Work to complete → Your response should be the complete data, transcribed exactly.

[[ Data for the task open ]]

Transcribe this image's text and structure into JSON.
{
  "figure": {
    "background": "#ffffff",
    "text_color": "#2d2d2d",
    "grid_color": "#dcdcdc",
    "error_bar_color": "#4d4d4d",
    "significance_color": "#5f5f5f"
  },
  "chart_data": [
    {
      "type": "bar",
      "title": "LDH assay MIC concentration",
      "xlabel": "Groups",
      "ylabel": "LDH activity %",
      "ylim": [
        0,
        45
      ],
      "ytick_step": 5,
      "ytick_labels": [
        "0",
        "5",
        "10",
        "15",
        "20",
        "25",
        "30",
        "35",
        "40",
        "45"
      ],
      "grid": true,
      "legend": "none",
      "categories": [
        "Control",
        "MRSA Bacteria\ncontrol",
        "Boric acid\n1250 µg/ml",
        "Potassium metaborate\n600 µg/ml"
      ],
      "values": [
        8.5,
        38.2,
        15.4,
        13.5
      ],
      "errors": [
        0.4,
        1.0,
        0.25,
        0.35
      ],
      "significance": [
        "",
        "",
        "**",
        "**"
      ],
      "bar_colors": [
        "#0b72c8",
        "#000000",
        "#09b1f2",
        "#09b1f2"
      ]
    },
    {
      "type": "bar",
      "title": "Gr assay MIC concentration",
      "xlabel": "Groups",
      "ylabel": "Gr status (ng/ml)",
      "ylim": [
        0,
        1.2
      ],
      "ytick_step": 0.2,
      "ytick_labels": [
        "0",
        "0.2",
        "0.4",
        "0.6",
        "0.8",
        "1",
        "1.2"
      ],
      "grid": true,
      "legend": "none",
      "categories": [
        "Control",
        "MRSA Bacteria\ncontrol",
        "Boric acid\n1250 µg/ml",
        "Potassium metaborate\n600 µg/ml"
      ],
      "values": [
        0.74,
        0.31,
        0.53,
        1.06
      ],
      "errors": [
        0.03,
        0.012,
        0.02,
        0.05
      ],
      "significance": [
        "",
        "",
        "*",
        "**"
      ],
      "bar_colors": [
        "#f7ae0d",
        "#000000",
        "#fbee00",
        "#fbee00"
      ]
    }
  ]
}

[[ Data for the task closed ]]

Task result →
Transcribe this image's text and structure into JSON.
{
  "figure": {
    "background": "#ffffff",
    "text_color": "#2d2d2d",
    "grid_color": "#dcdcdc",
    "error_bar_color": "#4d4d4d",
    "significance_color": "#5f5f5f"
  },
  "chart_data": [
    {
      "type": "bar",
      "title": "LDH assay MIC concentration",
      "xlabel": "Groups",
      "ylabel": "LDH activity %",
      "ylim": [
        0,
        45
      ],
      "ytick_step": 5,
      "ytick_labels": [
        "0",
        "5",
        "10",
        "15",
        "20",
        "25",
        "30",
        "35",
        "40",
        "45"
      ],
      "grid": true,
      "legend": "none",
      "categories": [
        "Control",
        "MRSA Bacteria\ncontrol",
        "Boric acid\n1250 µg/ml",
        "Potassium metaborate\n600 µg/ml"
      ],
      "values": [
        8.5,
        38.2,
        15.4,
        13.5
      ],
      "errors": [
        0.4,
        1.0,
        0.25,
        0.35
      ],
      "significance": [
        "",
        "",
        "**",
        "**"
      ],
      "bar_colors": [
        "#0b72c8",
        "#000000",
        "#09b1f2",
        "#09b1f2"
      ]
    },
    {
      "type": "bar",
      "title": "Gr assay MIC concentration",
      "xlabel": "Groups",
      "ylabel": "Gr status (ng/ml)",
      "ylim": [
        0,
        1.2
      ],
      "ytick_step": 0.2,
      "ytick_labels": [
        "0",
        "0.2",
        "0.4",
        "0.6",
        "0.8",
        "1",
        "1.2"
      ],
      "grid": true,
      "legend": "none",
      "categories": [
        "Control",
        "MRSA Bacteria\ncontrol",
        "Boric acid\n1250 µg/ml",
        "Potassium metaborate\n600 µg/ml"
      ],
      "values": [
        0.74,
        0.31,
        0.53,
        1.06
      ],
      "errors": [
        0.03,
        0.012,
        0.02,
        0.05
      ],
      "significance": [
        "",
        "",
        "*",
        "**"
      ],
      "bar_colors": [
        "#f7ae0d",
        "#000000",
        "#fbee00",
        "#fbee00"
      ]
    }
  ]
}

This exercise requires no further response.